Reproduce the material word for word; the images stay out.

** START Stored data **

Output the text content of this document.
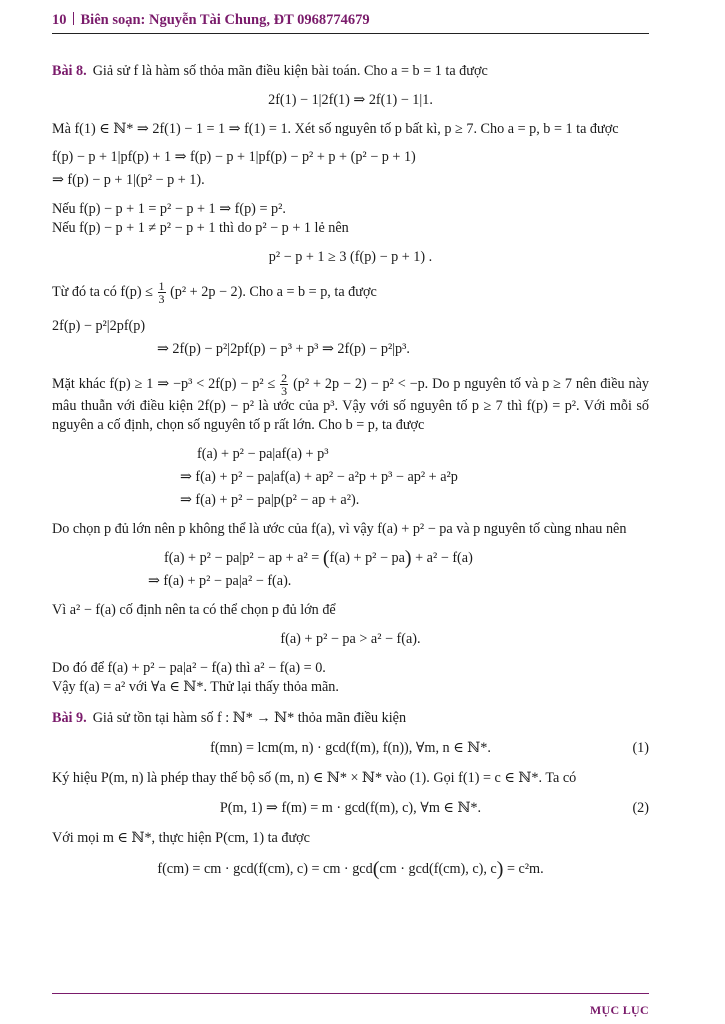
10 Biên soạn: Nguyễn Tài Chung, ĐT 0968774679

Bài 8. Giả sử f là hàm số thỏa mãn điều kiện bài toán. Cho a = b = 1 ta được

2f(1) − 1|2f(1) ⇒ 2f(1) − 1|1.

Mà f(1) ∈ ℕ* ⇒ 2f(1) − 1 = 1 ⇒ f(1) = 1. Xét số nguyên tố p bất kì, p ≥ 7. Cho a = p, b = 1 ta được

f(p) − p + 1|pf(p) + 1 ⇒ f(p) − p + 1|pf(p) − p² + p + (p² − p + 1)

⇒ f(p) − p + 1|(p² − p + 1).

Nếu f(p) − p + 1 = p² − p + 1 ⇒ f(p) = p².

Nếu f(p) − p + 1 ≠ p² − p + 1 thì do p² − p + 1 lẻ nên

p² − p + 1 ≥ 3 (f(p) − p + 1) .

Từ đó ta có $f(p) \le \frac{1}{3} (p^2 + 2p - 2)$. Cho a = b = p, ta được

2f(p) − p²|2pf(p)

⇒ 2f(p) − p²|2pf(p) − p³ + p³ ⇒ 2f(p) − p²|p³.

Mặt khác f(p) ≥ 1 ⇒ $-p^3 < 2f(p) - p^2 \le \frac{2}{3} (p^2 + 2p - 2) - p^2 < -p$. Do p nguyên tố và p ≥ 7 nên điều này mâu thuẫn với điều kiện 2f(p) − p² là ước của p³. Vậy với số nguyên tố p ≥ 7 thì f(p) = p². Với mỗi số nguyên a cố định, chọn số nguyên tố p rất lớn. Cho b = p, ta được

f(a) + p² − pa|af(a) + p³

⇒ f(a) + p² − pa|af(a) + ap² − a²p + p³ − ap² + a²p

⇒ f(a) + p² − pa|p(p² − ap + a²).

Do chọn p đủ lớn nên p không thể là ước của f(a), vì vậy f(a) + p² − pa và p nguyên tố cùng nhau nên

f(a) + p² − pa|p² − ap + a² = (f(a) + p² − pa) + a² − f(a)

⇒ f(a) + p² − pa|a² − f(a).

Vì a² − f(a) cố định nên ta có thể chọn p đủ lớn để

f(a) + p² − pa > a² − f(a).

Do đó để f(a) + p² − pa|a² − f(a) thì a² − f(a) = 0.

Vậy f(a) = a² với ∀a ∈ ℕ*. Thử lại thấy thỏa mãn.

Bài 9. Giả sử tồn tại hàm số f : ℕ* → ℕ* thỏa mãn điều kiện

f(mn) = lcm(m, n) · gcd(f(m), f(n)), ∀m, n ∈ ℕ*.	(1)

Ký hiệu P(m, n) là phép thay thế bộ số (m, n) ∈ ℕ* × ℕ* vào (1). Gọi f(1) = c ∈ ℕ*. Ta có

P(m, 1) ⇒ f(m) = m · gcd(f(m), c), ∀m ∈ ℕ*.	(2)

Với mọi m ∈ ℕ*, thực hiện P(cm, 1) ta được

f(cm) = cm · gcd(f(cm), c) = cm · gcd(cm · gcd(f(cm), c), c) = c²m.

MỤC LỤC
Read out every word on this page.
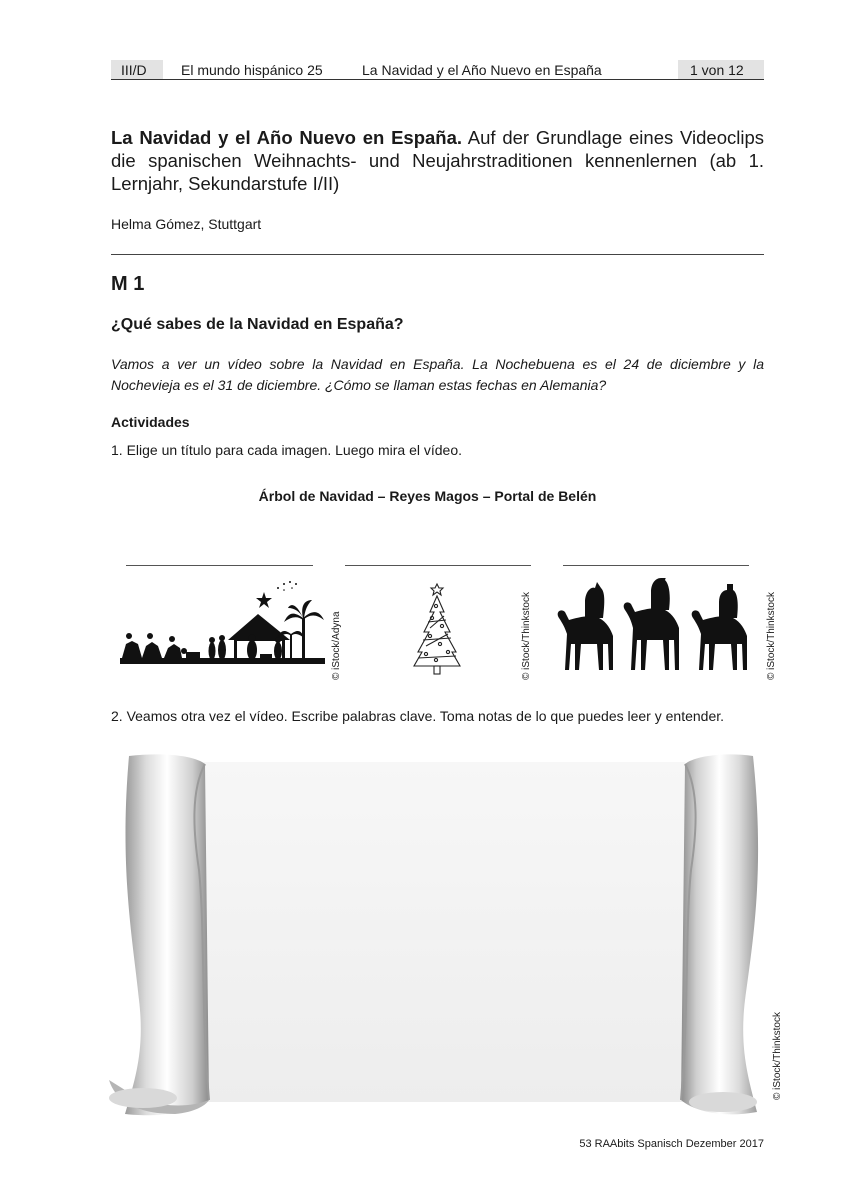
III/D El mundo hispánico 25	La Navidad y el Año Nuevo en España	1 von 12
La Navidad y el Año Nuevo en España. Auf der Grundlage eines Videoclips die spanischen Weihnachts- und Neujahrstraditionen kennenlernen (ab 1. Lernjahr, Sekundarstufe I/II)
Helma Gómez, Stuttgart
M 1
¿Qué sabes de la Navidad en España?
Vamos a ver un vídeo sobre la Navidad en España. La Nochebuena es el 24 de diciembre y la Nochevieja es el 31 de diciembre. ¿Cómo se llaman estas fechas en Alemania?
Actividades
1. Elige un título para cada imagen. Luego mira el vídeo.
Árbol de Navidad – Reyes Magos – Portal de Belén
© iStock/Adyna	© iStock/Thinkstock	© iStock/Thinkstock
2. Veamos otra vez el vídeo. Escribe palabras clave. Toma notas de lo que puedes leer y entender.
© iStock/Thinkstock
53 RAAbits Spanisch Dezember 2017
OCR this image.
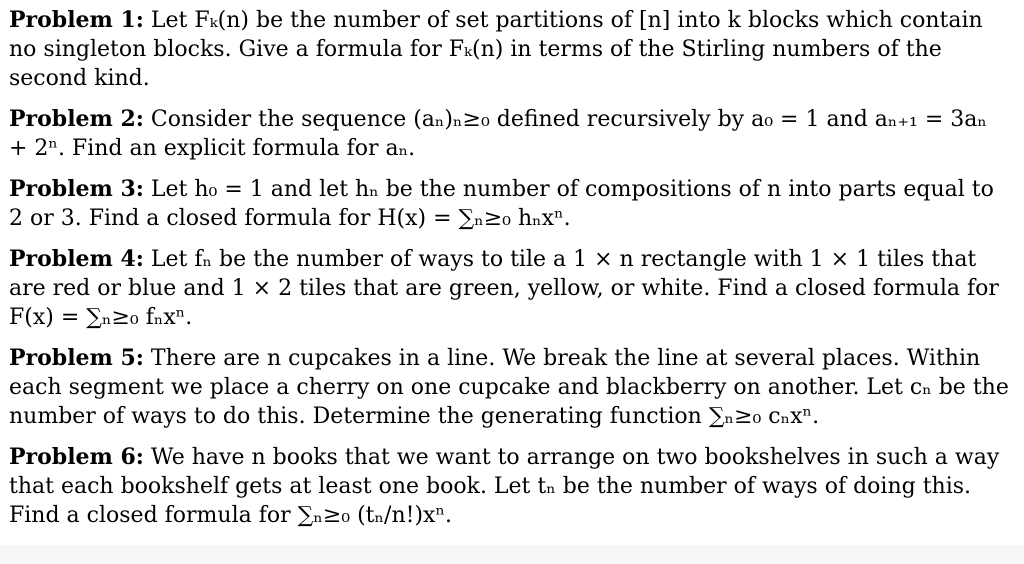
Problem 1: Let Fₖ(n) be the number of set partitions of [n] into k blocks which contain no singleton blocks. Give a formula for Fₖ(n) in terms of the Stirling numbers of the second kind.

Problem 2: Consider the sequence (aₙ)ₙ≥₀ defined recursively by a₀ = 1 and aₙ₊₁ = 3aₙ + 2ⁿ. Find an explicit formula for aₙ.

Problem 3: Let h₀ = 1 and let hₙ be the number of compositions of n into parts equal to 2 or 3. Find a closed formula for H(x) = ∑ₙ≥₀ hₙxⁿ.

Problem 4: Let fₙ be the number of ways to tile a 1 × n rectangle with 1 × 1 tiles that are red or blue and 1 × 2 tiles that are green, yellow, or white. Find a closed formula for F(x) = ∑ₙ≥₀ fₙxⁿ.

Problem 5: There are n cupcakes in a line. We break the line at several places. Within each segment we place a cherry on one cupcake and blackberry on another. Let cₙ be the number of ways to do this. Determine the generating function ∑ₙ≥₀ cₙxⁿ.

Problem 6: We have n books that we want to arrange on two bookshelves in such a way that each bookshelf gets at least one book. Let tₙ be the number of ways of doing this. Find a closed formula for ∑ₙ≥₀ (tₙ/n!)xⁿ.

** END Stored data **

▶ [Reply to the exercise]:
Output the text content of this document.
10 Biên soạn: Nguyễn Tài Chung, ĐT 0968774679

Bài 8. Giả sử f là hàm số thỏa mãn điều kiện bài toán. Cho a = b = 1 ta được

2f(1) − 1|2f(1) ⇒ 2f(1) − 1|1.

Mà f(1) ∈ ℕ* ⇒ 2f(1) − 1 = 1 ⇒ f(1) = 1. Xét số nguyên tố p bất kì, p ≥ 7. Cho a = p, b = 1 ta được

f(p) − p + 1|pf(p) + 1 ⇒ f(p) − p + 1|pf(p) − p² + p + (p² − p + 1)

⇒ f(p) − p + 1|(p² − p + 1).

Nếu f(p) − p + 1 = p² − p + 1 ⇒ f(p) = p².

Nếu f(p) − p + 1 ≠ p² − p + 1 thì do p² − p + 1 lẻ nên

p² − p + 1 ≥ 3 (f(p) − p + 1) .

Từ đó ta có $f(p) \le \frac{1}{3} (p^2 + 2p - 2)$. Cho a = b = p, ta được

2f(p) − p²|2pf(p)

⇒ 2f(p) − p²|2pf(p) − p³ + p³ ⇒ 2f(p) − p²|p³.

Mặt khác f(p) ≥ 1 ⇒ $-p^3 < 2f(p) - p^2 \le \frac{2}{3} (p^2 + 2p - 2) - p^2 < -p$. Do p nguyên tố và p ≥ 7 nên điều này mâu thuẫn với điều kiện 2f(p) − p² là ước của p³. Vậy với số nguyên tố p ≥ 7 thì f(p) = p². Với mỗi số nguyên a cố định, chọn số nguyên tố p rất lớn. Cho b = p, ta được

f(a) + p² − pa|af(a) + p³

⇒ f(a) + p² − pa|af(a) + ap² − a²p + p³ − ap² + a²p

⇒ f(a) + p² − pa|p(p² − ap + a²).

Do chọn p đủ lớn nên p không thể là ước của f(a), vì vậy f(a) + p² − pa và p nguyên tố cùng nhau nên

f(a) + p² − pa|p² − ap + a² = (f(a) + p² − pa) + a² − f(a)

⇒ f(a) + p² − pa|a² − f(a).

Vì a² − f(a) cố định nên ta có thể chọn p đủ lớn để

f(a) + p² − pa > a² − f(a).

Do đó để f(a) + p² − pa|a² − f(a) thì a² − f(a) = 0.

Vậy f(a) = a² với ∀a ∈ ℕ*. Thử lại thấy thỏa mãn.

Bài 9. Giả sử tồn tại hàm số f : ℕ* → ℕ* thỏa mãn điều kiện

f(mn) = lcm(m, n) · gcd(f(m), f(n)), ∀m, n ∈ ℕ*.	(1)

Ký hiệu P(m, n) là phép thay thế bộ số (m, n) ∈ ℕ* × ℕ* vào (1). Gọi f(1) = c ∈ ℕ*. Ta có

P(m, 1) ⇒ f(m) = m · gcd(f(m), c), ∀m ∈ ℕ*.	(2)

Với mọi m ∈ ℕ*, thực hiện P(cm, 1) ta được

f(cm) = cm · gcd(f(cm), c) = cm · gcd(cm · gcd(f(cm), c), c) = c²m.

MỤC LỤC
Read out every word on this page.
III/D El mundo hispánico 25	La Navidad y el Año Nuevo en España	1 von 12
La Navidad y el Año Nuevo en España. Auf der Grundlage eines Videoclips die spanischen Weihnachts- und Neujahrstraditionen kennenlernen (ab 1. Lernjahr, Sekundarstufe I/II)
Helma Gómez, Stuttgart
M 1
¿Qué sabes de la Navidad en España?
Vamos a ver un vídeo sobre la Navidad en España. La Nochebuena es el 24 de diciembre y la Nochevieja es el 31 de diciembre. ¿Cómo se llaman estas fechas en Alemania?
Actividades
1. Elige un título para cada imagen. Luego mira el vídeo.
Árbol de Navidad – Reyes Magos – Portal de Belén
© iStock/Adyna	© iStock/Thinkstock	© iStock/Thinkstock
2. Veamos otra vez el vídeo. Escribe palabras clave. Toma notas de lo que puedes leer y entender.
© iStock/Thinkstock
53 RAAbits Spanisch Dezember 2017
OCR this image.
Problem 1: Let Fₖ(n) be the number of set partitions of [n] into k blocks which contain no singleton blocks. Give a formula for Fₖ(n) in terms of the Stirling numbers of the second kind.

Problem 2: Consider the sequence (aₙ)ₙ≥₀ defined recursively by a₀ = 1 and aₙ₊₁ = 3aₙ + 2ⁿ. Find an explicit formula for aₙ.

Problem 3: Let h₀ = 1 and let hₙ be the number of compositions of n into parts equal to 2 or 3. Find a closed formula for H(x) = ∑ₙ≥₀ hₙxⁿ.

Problem 4: Let fₙ be the number of ways to tile a 1 × n rectangle with 1 × 1 tiles that are red or blue and 1 × 2 tiles that are green, yellow, or white. Find a closed formula for F(x) = ∑ₙ≥₀ fₙxⁿ.

Problem 5: There are n cupcakes in a line. We break the line at several places. Within each segment we place a cherry on one cupcake and blackberry on another. Let cₙ be the number of ways to do this. Determine the generating function ∑ₙ≥₀ cₙxⁿ.

Problem 6: We have n books that we want to arrange on two bookshelves in such a way that each bookshelf gets at least one book. Let tₙ be the number of ways of doing this. Find a closed formula for ∑ₙ≥₀ (tₙ/n!)xⁿ.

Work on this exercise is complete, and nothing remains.